**SHORT PROBLEM**. Return the listing below unchanged, minus its pictures.

# start of INPUT MATERIAL

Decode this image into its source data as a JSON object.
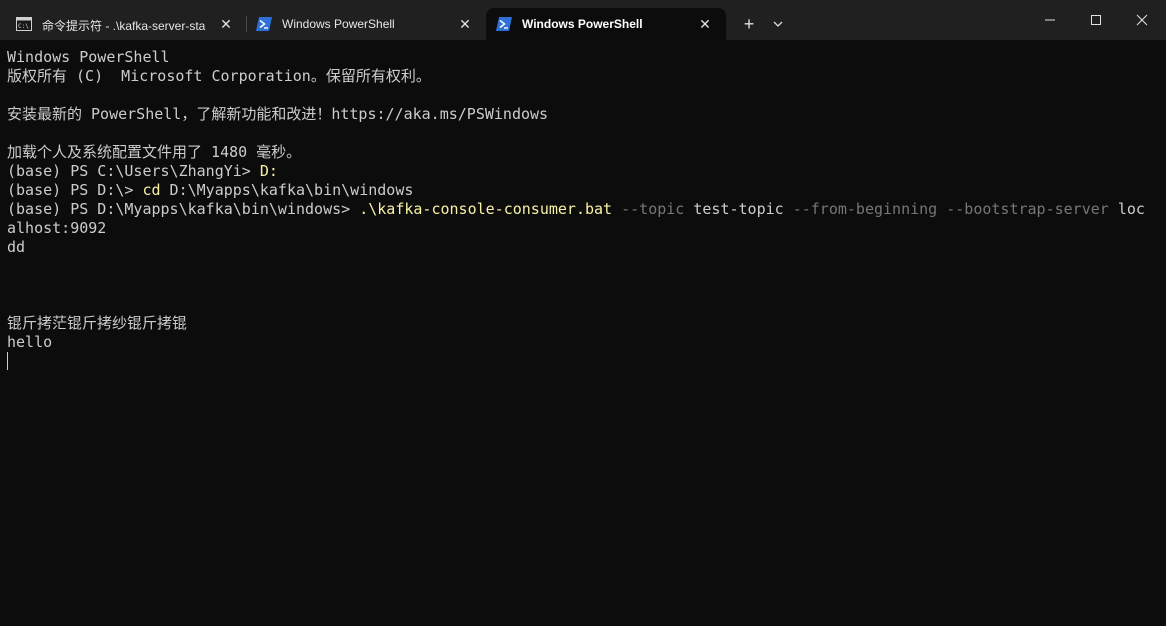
{
  "tabs": [
    {
      "title": "命令提示符 - .\\kafka-server-sta",
      "icon": "cmd-icon",
      "active": false
    },
    {
      "title": "Windows PowerShell",
      "icon": "powershell-icon",
      "active": false
    },
    {
      "title": "Windows PowerShell",
      "icon": "powershell-icon",
      "active": true
    }
  ],
  "titlebar": {
    "new_tab": "+",
    "close_glyph": "✕"
  },
  "terminal": {
    "lines": [
      "Windows PowerShell",
      "版权所有 (C)  Microsoft Corporation。保留所有权利。",
      "",
      "安装最新的 PowerShell，了解新功能和改进！https://aka.ms/PSWindows",
      "",
      "加载个人及系统配置文件用了 1480 毫秒。"
    ],
    "prompt1": {
      "prompt": "(base) PS C:\\Users\\ZhangYi> ",
      "cmd": "D:"
    },
    "prompt2": {
      "prompt": "(base) PS D:\\> ",
      "cmd": "cd",
      "arg": " D:\\Myapps\\kafka\\bin\\windows"
    },
    "prompt3": {
      "prompt": "(base) PS D:\\Myapps\\kafka\\bin\\windows> ",
      "cmd": ".\\kafka-console-consumer.bat",
      "p1": " --topic",
      "a1": " test-topic",
      "p2": " --from-beginning",
      "p3": " --bootstrap-server",
      "a2": " loc"
    },
    "wrap": "alhost:9092",
    "output": [
      "dd",
      "",
      "",
      "",
      "锟斤拷茫锟斤拷纱锟斤拷锟",
      "hello"
    ]
  },
  "colors": {
    "background": "#0c0c0c",
    "tabbar": "#202020",
    "text": "#cccccc",
    "command": "#f9f1a5",
    "parameter": "#767676",
    "powershell_icon": "#2f6fd8"
  }
}
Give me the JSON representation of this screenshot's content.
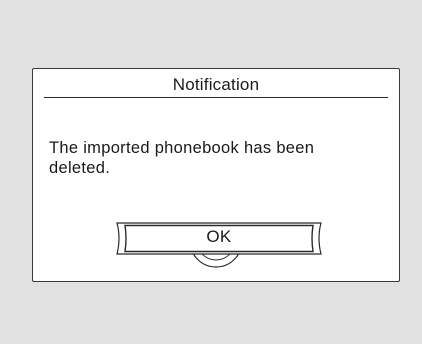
{
  "dialog": {
    "title": "Notification",
    "message": "The imported phonebook has been deleted.",
    "ok_label": "OK",
    "knob_icon": "dial-knob-icon"
  },
  "colors": {
    "background": "#e1e1e1",
    "dialog_fill": "#ffffff",
    "border": "#3a3a3a",
    "text": "#1a1a1a"
  }
}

# end of INPUT MATERIAL

**EXERCISE RESULT**.
Decode this image into its source data as a JSON object.
{
  "tabs": [
    {
      "title": "命令提示符 - .\\kafka-server-sta",
      "icon": "cmd-icon",
      "active": false
    },
    {
      "title": "Windows PowerShell",
      "icon": "powershell-icon",
      "active": false
    },
    {
      "title": "Windows PowerShell",
      "icon": "powershell-icon",
      "active": true
    }
  ],
  "titlebar": {
    "new_tab": "+",
    "close_glyph": "✕"
  },
  "terminal": {
    "lines": [
      "Windows PowerShell",
      "版权所有 (C)  Microsoft Corporation。保留所有权利。",
      "",
      "安装最新的 PowerShell，了解新功能和改进！https://aka.ms/PSWindows",
      "",
      "加载个人及系统配置文件用了 1480 毫秒。"
    ],
    "prompt1": {
      "prompt": "(base) PS C:\\Users\\ZhangYi> ",
      "cmd": "D:"
    },
    "prompt2": {
      "prompt": "(base) PS D:\\> ",
      "cmd": "cd",
      "arg": " D:\\Myapps\\kafka\\bin\\windows"
    },
    "prompt3": {
      "prompt": "(base) PS D:\\Myapps\\kafka\\bin\\windows> ",
      "cmd": ".\\kafka-console-consumer.bat",
      "p1": " --topic",
      "a1": " test-topic",
      "p2": " --from-beginning",
      "p3": " --bootstrap-server",
      "a2": " loc"
    },
    "wrap": "alhost:9092",
    "output": [
      "dd",
      "",
      "",
      "",
      "锟斤拷茫锟斤拷纱锟斤拷锟",
      "hello"
    ]
  },
  "colors": {
    "background": "#0c0c0c",
    "tabbar": "#202020",
    "text": "#cccccc",
    "command": "#f9f1a5",
    "parameter": "#767676",
    "powershell_icon": "#2f6fd8"
  }
}
Give me the JSON representation of this screenshot's content.
{
  "dialog": {
    "title": "Notification",
    "message": "The imported phonebook has been deleted.",
    "ok_label": "OK",
    "knob_icon": "dial-knob-icon"
  },
  "colors": {
    "background": "#e1e1e1",
    "dialog_fill": "#ffffff",
    "border": "#3a3a3a",
    "text": "#1a1a1a"
  }
}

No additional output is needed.